**THE INPUT:**
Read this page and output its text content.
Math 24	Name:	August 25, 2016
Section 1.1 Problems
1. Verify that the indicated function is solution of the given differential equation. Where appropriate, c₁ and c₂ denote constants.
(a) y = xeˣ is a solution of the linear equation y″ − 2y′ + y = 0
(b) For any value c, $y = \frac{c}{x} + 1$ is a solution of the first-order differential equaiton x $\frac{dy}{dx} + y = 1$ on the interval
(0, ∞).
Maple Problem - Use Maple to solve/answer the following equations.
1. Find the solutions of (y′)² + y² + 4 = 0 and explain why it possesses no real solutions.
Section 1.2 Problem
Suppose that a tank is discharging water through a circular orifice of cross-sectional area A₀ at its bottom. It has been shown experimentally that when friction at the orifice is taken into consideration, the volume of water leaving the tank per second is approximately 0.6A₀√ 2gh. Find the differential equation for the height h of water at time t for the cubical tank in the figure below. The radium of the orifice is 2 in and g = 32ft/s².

**SET PROBLEM:**
Point out every line holding the string "Find" and copy it.

**EXERCISE RESPONSE:**
1. Find the solutions of (y′)² + y² + 4 = 0 and explain why it possesses no real solutions.
Suppose that a tank is discharging water through a circular orifice of cross-sectional area A₀ at its bottom. It has been shown experimentally that when friction at the orifice is taken into consideration, the volume of water leaving the tank per second is approximately 0.6A₀√ 2gh. Find the differential equation for the height h of water at time t for the cubical tank in the figure below. The radium of the orifice is 2 in and g = 32ft/s².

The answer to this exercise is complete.